### WHAT THE EXERCISE ASKS:
List all the lines in these records that hold "současné".

Records from a data source
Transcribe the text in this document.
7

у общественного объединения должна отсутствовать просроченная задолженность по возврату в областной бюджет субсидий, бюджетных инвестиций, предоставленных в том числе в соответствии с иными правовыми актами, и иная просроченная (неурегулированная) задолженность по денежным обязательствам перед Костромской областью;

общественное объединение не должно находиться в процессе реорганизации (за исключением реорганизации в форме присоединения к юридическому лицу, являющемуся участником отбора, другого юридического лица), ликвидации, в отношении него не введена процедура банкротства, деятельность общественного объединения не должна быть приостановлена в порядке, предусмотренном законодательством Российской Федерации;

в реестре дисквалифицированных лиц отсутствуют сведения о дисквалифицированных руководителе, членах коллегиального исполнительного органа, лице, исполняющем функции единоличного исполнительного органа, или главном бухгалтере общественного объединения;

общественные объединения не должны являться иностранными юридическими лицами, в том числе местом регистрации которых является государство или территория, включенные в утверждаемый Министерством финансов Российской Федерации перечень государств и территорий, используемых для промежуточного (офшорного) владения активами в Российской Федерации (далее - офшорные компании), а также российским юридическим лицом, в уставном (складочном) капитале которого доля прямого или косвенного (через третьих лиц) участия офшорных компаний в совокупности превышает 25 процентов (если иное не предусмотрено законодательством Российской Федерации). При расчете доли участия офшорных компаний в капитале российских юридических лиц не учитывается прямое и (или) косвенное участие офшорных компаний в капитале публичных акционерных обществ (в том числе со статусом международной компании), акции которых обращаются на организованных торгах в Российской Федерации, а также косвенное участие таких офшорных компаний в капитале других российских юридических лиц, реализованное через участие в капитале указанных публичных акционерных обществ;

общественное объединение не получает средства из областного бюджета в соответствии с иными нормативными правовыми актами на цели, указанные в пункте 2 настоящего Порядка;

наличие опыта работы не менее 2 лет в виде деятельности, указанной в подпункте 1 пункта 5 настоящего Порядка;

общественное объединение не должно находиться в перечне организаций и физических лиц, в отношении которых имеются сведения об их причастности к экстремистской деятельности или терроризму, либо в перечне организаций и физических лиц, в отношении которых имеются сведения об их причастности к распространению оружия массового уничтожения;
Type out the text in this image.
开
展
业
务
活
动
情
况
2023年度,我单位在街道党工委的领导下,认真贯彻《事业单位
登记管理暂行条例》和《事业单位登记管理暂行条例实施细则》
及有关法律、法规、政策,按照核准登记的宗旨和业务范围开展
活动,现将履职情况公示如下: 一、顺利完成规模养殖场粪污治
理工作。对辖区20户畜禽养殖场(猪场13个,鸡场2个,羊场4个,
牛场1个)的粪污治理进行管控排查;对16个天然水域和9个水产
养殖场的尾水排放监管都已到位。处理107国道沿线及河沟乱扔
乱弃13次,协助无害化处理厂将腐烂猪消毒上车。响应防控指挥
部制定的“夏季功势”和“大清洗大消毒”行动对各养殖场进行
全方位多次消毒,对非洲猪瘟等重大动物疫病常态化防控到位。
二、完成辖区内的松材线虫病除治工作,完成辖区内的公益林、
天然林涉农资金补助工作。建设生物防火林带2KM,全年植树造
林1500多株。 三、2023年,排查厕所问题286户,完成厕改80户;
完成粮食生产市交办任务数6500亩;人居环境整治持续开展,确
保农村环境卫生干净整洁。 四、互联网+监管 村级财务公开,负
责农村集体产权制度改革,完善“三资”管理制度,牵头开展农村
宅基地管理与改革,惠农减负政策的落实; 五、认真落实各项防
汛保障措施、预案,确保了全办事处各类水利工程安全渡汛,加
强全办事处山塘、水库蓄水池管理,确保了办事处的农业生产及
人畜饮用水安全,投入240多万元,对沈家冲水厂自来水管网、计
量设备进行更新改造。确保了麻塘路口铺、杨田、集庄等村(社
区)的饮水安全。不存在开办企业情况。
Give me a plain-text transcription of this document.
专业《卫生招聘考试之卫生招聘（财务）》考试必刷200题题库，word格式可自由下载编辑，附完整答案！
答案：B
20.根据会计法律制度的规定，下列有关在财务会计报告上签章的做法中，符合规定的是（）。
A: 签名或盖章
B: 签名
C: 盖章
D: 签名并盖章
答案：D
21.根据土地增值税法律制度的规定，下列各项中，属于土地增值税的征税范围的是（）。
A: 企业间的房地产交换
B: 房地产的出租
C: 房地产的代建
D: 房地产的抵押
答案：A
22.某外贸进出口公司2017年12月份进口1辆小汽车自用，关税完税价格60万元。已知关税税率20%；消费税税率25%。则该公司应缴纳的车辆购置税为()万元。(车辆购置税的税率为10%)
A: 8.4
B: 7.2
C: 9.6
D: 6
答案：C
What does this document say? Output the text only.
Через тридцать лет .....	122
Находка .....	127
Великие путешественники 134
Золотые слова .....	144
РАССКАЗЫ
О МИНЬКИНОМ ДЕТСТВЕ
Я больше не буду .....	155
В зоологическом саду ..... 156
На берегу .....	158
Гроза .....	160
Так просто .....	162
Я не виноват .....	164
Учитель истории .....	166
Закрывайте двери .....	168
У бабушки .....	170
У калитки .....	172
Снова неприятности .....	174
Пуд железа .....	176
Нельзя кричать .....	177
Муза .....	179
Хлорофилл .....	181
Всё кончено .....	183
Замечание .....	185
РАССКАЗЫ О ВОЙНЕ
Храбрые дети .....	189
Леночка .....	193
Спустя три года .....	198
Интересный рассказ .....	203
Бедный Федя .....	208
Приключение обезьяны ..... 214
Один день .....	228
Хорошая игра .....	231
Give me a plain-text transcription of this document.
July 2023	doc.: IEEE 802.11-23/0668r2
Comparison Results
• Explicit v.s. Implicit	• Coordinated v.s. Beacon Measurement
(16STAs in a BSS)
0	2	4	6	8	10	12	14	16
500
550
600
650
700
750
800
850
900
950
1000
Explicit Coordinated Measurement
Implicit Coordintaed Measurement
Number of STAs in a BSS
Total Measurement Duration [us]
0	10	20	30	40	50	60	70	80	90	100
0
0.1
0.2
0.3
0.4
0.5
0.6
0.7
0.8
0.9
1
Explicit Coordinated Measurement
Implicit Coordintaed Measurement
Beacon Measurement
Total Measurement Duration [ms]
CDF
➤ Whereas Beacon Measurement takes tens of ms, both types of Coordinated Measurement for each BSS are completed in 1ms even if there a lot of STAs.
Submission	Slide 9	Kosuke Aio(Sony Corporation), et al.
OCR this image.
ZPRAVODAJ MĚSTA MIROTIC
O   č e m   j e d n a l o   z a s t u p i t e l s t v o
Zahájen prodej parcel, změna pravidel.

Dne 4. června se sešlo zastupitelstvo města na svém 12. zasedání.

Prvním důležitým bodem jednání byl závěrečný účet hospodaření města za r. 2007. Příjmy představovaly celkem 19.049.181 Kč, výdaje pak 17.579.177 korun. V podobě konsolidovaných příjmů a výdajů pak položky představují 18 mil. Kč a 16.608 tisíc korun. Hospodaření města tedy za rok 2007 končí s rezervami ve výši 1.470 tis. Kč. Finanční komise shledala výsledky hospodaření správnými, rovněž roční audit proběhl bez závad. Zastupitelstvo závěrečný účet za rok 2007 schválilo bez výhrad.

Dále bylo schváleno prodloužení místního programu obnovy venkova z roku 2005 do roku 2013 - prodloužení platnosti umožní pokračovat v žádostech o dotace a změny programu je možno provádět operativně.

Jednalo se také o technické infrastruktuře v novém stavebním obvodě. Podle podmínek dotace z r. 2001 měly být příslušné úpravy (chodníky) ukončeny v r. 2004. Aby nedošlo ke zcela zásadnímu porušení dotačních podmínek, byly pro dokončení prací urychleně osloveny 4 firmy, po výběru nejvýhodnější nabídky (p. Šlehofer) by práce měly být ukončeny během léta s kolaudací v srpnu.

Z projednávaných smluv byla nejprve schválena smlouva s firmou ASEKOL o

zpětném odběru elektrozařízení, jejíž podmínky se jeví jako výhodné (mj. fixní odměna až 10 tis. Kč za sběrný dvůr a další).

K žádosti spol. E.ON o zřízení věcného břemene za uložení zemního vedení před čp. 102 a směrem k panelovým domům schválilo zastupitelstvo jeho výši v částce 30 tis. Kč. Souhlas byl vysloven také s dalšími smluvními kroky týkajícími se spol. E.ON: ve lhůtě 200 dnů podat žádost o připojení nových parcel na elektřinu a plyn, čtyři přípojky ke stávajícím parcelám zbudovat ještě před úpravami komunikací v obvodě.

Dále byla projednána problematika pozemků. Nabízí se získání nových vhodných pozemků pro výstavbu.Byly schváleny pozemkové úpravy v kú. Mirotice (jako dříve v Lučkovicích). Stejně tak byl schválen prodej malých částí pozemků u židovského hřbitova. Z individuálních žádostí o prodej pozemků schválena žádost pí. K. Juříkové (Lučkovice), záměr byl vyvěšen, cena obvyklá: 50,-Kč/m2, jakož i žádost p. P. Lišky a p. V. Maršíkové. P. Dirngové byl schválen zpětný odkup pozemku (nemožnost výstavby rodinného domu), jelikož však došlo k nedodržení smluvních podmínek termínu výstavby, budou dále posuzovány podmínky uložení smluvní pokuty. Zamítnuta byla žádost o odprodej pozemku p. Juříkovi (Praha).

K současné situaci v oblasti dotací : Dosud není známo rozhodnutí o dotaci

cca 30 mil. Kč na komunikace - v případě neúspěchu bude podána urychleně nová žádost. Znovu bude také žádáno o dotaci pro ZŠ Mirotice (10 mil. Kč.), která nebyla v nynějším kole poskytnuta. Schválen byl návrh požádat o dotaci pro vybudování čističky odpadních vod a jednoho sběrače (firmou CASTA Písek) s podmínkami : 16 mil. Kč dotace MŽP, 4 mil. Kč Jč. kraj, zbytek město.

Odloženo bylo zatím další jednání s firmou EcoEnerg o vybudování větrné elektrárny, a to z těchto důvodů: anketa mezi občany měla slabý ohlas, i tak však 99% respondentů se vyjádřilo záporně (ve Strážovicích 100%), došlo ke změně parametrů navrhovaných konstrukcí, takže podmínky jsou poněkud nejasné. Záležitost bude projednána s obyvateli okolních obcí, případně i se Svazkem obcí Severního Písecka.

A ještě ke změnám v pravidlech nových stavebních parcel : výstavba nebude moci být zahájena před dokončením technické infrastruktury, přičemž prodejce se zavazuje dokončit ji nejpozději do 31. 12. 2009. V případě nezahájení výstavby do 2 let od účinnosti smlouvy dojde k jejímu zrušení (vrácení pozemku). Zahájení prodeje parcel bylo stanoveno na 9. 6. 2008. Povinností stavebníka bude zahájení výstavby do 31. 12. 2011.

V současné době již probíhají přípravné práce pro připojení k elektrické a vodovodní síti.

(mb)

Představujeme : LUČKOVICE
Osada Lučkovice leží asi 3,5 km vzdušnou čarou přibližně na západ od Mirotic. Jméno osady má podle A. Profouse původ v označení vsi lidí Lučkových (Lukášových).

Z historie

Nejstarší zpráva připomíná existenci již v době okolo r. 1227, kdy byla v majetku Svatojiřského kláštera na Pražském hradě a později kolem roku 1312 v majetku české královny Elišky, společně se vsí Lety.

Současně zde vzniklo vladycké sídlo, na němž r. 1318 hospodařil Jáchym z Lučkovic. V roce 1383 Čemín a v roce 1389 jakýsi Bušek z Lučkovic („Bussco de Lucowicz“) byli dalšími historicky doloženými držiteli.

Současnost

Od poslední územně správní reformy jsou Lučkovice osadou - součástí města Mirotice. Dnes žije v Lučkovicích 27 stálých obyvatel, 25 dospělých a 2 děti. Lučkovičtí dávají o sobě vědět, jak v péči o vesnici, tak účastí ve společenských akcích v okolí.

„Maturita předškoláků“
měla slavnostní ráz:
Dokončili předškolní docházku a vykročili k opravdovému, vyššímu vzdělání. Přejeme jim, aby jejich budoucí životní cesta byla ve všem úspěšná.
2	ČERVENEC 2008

### PROBLEM SOLUTION:
K současné situaci v oblasti dotací : Dosud není známo rozhodnutí o dotaci
V současné době již probíhají přípravné práce pro připojení k elektrické a vodovodní síti.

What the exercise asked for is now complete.